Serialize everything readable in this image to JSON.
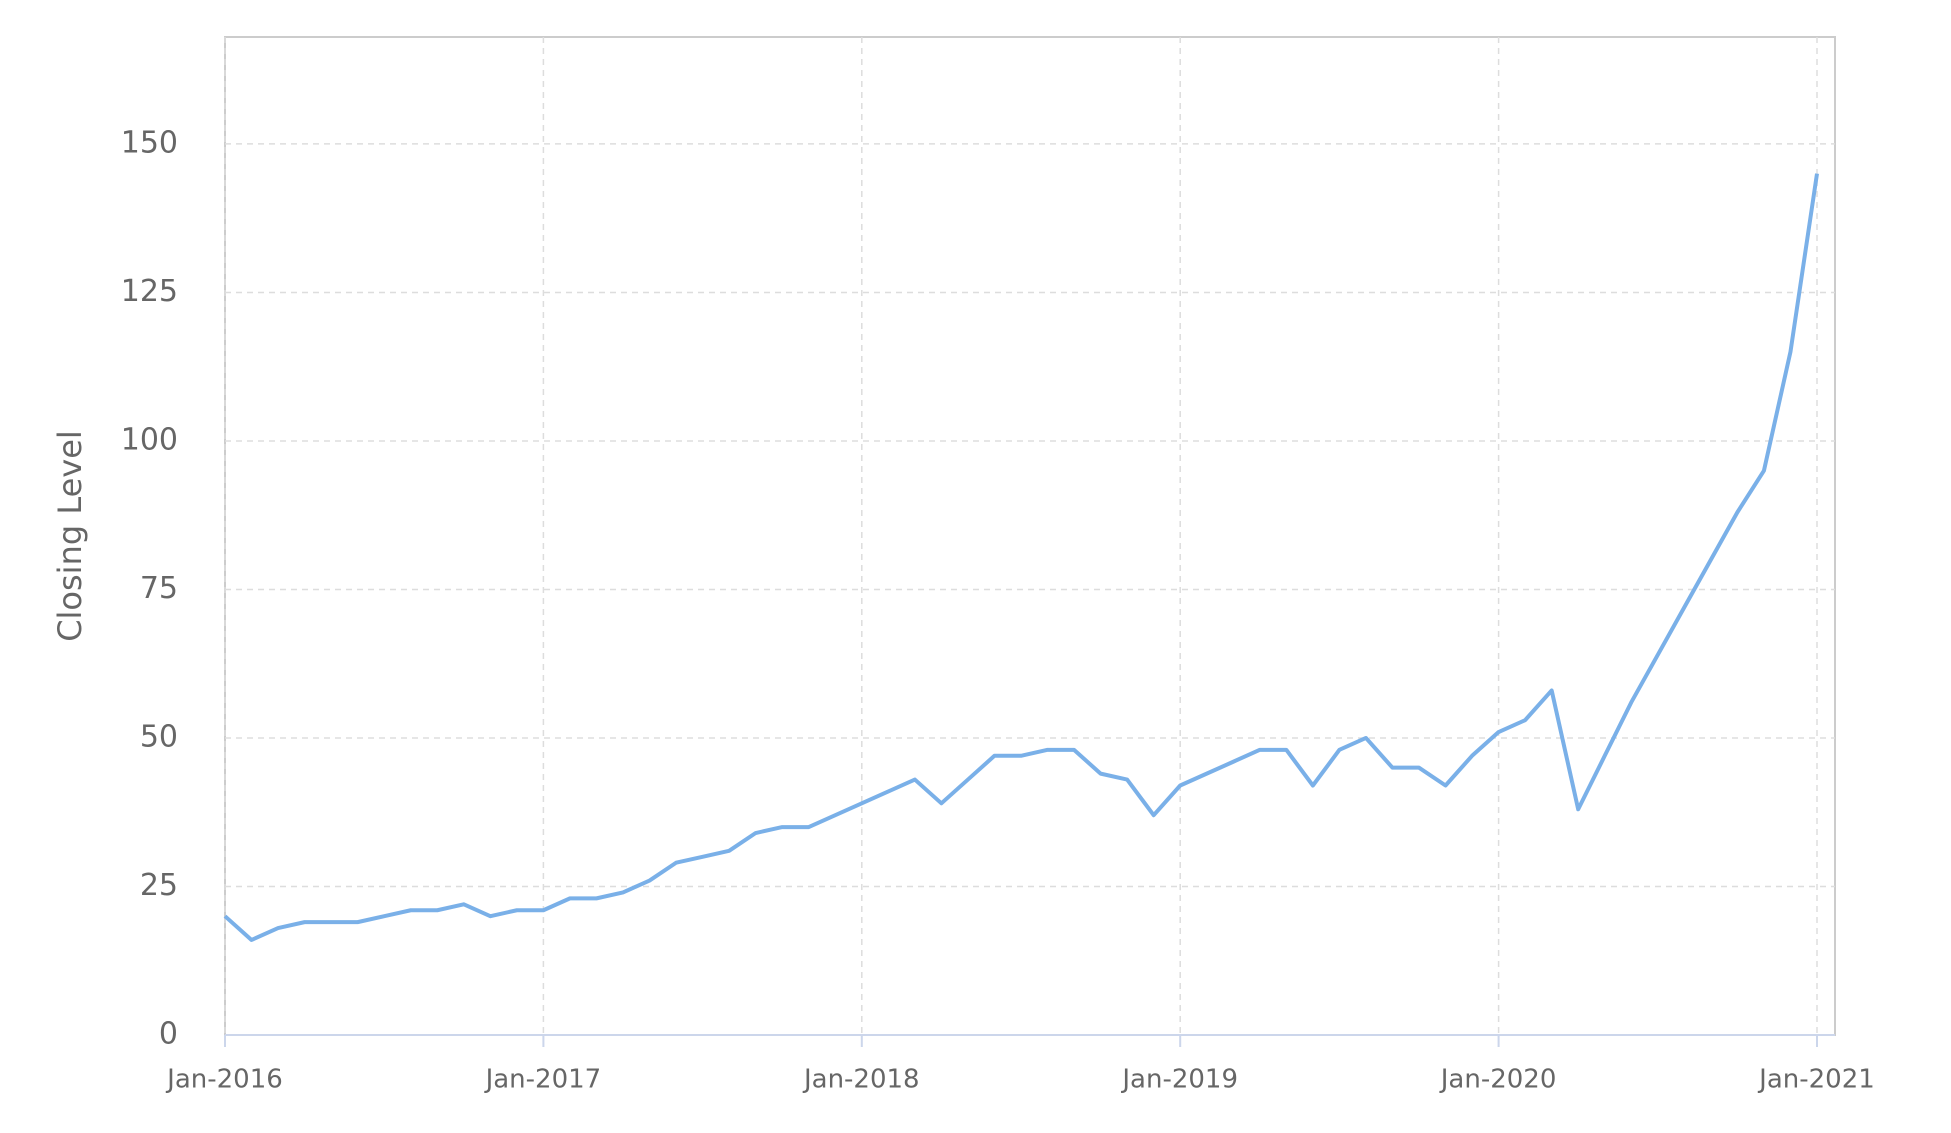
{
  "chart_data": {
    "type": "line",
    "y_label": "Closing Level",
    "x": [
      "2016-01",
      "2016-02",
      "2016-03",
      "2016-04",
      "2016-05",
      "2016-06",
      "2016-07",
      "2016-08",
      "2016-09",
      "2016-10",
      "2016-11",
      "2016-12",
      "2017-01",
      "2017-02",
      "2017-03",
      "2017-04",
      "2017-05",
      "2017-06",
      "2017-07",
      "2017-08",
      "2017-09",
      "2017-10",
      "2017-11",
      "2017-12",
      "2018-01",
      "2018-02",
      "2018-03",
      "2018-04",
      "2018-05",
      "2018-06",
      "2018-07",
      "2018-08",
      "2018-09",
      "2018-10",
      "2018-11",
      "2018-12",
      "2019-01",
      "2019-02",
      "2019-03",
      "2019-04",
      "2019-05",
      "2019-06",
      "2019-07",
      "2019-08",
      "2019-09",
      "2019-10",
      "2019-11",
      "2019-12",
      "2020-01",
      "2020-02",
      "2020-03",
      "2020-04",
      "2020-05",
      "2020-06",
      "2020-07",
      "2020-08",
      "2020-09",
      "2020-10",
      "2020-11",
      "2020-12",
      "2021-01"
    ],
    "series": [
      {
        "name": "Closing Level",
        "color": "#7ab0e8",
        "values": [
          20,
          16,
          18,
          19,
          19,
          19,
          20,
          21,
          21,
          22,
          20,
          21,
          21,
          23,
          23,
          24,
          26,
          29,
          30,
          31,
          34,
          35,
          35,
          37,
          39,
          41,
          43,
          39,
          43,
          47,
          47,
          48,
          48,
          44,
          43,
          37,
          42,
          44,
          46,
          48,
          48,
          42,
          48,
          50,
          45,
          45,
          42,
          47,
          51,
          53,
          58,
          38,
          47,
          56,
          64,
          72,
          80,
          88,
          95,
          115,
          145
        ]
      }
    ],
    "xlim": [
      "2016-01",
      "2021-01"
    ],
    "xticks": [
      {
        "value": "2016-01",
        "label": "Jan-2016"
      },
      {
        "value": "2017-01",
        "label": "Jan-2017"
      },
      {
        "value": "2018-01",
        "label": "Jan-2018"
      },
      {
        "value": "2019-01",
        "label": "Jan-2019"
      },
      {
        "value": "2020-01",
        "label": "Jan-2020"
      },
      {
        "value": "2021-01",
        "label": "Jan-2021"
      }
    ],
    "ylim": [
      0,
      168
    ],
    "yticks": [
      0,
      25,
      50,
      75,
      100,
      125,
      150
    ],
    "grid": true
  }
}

_____

**Directive**
Strip out the images, then output the records above word for word.

**Solution**
Serialize everything readable in this image to JSON.
{
  "chart_data": {
    "type": "line",
    "y_label": "Closing Level",
    "x": [
      "2016-01",
      "2016-02",
      "2016-03",
      "2016-04",
      "2016-05",
      "2016-06",
      "2016-07",
      "2016-08",
      "2016-09",
      "2016-10",
      "2016-11",
      "2016-12",
      "2017-01",
      "2017-02",
      "2017-03",
      "2017-04",
      "2017-05",
      "2017-06",
      "2017-07",
      "2017-08",
      "2017-09",
      "2017-10",
      "2017-11",
      "2017-12",
      "2018-01",
      "2018-02",
      "2018-03",
      "2018-04",
      "2018-05",
      "2018-06",
      "2018-07",
      "2018-08",
      "2018-09",
      "2018-10",
      "2018-11",
      "2018-12",
      "2019-01",
      "2019-02",
      "2019-03",
      "2019-04",
      "2019-05",
      "2019-06",
      "2019-07",
      "2019-08",
      "2019-09",
      "2019-10",
      "2019-11",
      "2019-12",
      "2020-01",
      "2020-02",
      "2020-03",
      "2020-04",
      "2020-05",
      "2020-06",
      "2020-07",
      "2020-08",
      "2020-09",
      "2020-10",
      "2020-11",
      "2020-12",
      "2021-01"
    ],
    "series": [
      {
        "name": "Closing Level",
        "color": "#7ab0e8",
        "values": [
          20,
          16,
          18,
          19,
          19,
          19,
          20,
          21,
          21,
          22,
          20,
          21,
          21,
          23,
          23,
          24,
          26,
          29,
          30,
          31,
          34,
          35,
          35,
          37,
          39,
          41,
          43,
          39,
          43,
          47,
          47,
          48,
          48,
          44,
          43,
          37,
          42,
          44,
          46,
          48,
          48,
          42,
          48,
          50,
          45,
          45,
          42,
          47,
          51,
          53,
          58,
          38,
          47,
          56,
          64,
          72,
          80,
          88,
          95,
          115,
          145
        ]
      }
    ],
    "xlim": [
      "2016-01",
      "2021-01"
    ],
    "xticks": [
      {
        "value": "2016-01",
        "label": "Jan-2016"
      },
      {
        "value": "2017-01",
        "label": "Jan-2017"
      },
      {
        "value": "2018-01",
        "label": "Jan-2018"
      },
      {
        "value": "2019-01",
        "label": "Jan-2019"
      },
      {
        "value": "2020-01",
        "label": "Jan-2020"
      },
      {
        "value": "2021-01",
        "label": "Jan-2021"
      }
    ],
    "ylim": [
      0,
      168
    ],
    "yticks": [
      0,
      25,
      50,
      75,
      100,
      125,
      150
    ],
    "grid": true
  }
}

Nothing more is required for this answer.